What needs to be done: Using the material that follows, identify and copy each line with the string "almost".

Provided data:

=-=-=

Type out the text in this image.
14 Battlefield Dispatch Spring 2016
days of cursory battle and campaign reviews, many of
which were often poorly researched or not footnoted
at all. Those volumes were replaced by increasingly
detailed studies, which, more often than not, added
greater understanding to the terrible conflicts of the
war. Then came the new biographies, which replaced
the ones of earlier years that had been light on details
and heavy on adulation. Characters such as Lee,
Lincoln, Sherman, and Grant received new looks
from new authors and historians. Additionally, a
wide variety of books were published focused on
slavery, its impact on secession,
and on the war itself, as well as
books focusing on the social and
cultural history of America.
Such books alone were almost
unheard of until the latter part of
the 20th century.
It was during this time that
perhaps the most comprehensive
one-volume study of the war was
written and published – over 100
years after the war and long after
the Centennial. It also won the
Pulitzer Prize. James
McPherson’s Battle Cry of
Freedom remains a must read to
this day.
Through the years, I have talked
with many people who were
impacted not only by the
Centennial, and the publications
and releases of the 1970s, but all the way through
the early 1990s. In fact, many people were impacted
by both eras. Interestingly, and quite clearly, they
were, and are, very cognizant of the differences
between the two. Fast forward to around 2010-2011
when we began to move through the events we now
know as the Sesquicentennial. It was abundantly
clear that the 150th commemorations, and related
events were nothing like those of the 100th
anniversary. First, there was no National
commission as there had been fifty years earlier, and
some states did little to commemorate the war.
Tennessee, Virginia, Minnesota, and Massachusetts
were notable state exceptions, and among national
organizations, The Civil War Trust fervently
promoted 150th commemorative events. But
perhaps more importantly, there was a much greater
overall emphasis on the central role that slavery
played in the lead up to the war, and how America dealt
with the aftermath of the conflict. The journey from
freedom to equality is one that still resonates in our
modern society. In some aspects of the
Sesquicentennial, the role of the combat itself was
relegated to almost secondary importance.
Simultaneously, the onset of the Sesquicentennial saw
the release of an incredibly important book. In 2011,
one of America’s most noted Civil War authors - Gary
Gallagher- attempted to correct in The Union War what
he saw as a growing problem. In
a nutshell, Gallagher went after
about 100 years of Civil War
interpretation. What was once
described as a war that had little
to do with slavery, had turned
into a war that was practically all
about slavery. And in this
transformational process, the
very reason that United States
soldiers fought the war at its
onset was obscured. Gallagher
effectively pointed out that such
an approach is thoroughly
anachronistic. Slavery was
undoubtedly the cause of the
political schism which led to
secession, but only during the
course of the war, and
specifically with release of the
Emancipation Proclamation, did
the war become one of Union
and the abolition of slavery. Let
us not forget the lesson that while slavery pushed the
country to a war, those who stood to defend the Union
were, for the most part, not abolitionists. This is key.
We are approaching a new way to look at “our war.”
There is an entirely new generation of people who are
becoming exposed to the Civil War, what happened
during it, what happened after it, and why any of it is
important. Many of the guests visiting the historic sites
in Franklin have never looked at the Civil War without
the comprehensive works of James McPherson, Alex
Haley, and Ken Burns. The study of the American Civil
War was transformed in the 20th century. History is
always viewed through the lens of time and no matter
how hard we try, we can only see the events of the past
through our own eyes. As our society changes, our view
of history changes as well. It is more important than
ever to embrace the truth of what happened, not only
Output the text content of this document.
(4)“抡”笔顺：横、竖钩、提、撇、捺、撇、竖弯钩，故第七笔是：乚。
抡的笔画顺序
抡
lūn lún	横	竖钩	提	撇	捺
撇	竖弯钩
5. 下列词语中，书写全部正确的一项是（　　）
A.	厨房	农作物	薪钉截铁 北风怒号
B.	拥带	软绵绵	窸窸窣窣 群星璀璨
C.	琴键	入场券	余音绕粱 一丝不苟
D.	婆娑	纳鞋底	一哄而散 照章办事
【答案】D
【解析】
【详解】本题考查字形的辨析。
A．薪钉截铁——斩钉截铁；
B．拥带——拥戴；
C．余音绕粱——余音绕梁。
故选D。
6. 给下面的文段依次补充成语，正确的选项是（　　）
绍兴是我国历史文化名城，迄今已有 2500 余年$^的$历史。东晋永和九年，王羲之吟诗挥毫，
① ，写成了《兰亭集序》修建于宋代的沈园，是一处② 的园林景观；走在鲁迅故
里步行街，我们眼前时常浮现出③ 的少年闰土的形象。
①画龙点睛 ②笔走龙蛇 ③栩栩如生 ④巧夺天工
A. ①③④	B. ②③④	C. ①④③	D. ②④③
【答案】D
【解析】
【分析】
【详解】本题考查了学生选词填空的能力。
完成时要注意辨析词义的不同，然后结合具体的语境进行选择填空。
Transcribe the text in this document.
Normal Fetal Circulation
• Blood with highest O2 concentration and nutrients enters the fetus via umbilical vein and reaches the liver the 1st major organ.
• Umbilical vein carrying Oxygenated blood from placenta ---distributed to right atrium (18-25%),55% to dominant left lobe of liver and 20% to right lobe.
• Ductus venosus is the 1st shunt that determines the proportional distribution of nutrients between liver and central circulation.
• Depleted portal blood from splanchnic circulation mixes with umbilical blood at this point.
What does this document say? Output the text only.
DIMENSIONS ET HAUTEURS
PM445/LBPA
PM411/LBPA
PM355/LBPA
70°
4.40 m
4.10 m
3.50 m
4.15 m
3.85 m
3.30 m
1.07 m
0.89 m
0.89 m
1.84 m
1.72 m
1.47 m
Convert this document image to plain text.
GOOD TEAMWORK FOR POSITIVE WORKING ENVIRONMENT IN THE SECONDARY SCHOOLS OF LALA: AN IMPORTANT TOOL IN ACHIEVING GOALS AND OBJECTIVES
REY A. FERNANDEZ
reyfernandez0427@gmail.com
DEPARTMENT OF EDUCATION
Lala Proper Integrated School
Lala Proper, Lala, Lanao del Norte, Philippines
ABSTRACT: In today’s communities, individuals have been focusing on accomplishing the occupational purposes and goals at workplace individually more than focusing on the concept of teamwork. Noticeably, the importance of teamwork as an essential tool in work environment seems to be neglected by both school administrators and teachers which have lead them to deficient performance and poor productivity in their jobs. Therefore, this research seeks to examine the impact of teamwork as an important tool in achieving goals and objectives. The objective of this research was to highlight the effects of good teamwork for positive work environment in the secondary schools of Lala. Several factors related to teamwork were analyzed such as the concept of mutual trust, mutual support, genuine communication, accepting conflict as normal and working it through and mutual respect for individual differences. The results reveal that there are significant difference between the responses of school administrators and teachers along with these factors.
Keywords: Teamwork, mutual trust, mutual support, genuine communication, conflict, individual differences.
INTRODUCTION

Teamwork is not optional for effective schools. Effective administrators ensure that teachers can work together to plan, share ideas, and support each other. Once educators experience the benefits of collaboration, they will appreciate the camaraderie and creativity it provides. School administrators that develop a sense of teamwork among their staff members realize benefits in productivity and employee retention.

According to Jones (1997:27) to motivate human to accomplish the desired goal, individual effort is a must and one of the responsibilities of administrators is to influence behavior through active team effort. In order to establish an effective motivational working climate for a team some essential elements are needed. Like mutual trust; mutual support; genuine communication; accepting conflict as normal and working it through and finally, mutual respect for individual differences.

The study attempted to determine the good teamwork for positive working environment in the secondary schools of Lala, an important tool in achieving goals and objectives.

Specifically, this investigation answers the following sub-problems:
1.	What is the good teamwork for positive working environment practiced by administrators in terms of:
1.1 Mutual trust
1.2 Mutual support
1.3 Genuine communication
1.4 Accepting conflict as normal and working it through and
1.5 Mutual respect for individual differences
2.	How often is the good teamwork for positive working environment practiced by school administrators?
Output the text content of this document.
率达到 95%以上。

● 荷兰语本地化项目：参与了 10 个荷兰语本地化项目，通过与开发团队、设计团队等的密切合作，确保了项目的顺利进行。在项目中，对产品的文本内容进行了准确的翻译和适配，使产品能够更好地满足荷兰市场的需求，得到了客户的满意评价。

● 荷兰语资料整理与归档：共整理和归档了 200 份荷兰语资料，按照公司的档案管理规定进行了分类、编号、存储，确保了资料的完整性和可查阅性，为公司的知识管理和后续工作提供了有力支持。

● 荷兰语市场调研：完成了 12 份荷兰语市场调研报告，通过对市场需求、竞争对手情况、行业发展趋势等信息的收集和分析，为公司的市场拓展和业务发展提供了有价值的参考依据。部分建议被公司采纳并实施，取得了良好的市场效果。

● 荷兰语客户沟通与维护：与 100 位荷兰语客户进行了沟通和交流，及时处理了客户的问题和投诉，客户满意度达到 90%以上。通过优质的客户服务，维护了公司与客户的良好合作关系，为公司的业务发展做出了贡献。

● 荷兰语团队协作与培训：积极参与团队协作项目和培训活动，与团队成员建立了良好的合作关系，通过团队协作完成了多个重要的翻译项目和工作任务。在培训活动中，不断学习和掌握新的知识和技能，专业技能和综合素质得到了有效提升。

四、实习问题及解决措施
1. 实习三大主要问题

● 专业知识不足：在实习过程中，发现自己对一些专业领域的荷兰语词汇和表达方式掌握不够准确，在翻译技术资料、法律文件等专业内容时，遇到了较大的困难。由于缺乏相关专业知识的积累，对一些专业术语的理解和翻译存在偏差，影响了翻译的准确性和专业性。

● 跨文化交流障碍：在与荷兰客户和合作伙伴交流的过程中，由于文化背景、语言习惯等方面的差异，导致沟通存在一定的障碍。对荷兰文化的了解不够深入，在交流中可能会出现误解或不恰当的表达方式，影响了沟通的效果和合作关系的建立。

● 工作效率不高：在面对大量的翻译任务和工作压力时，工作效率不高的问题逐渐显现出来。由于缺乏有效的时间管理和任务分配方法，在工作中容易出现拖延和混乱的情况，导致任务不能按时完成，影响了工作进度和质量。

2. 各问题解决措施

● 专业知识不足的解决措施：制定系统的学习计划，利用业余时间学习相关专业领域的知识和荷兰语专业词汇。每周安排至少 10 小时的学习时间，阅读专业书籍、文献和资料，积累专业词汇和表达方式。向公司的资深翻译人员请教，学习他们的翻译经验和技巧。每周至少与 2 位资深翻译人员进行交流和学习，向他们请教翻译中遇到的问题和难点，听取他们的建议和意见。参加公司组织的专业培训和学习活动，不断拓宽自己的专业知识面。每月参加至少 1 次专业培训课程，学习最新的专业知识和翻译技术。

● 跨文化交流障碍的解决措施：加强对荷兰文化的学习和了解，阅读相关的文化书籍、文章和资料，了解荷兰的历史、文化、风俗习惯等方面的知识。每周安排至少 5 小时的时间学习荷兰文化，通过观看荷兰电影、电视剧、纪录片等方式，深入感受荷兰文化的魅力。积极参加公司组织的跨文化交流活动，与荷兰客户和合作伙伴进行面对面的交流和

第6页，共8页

=-=-=

The response:
Such books alone were almost
relegated to almost secondary importance.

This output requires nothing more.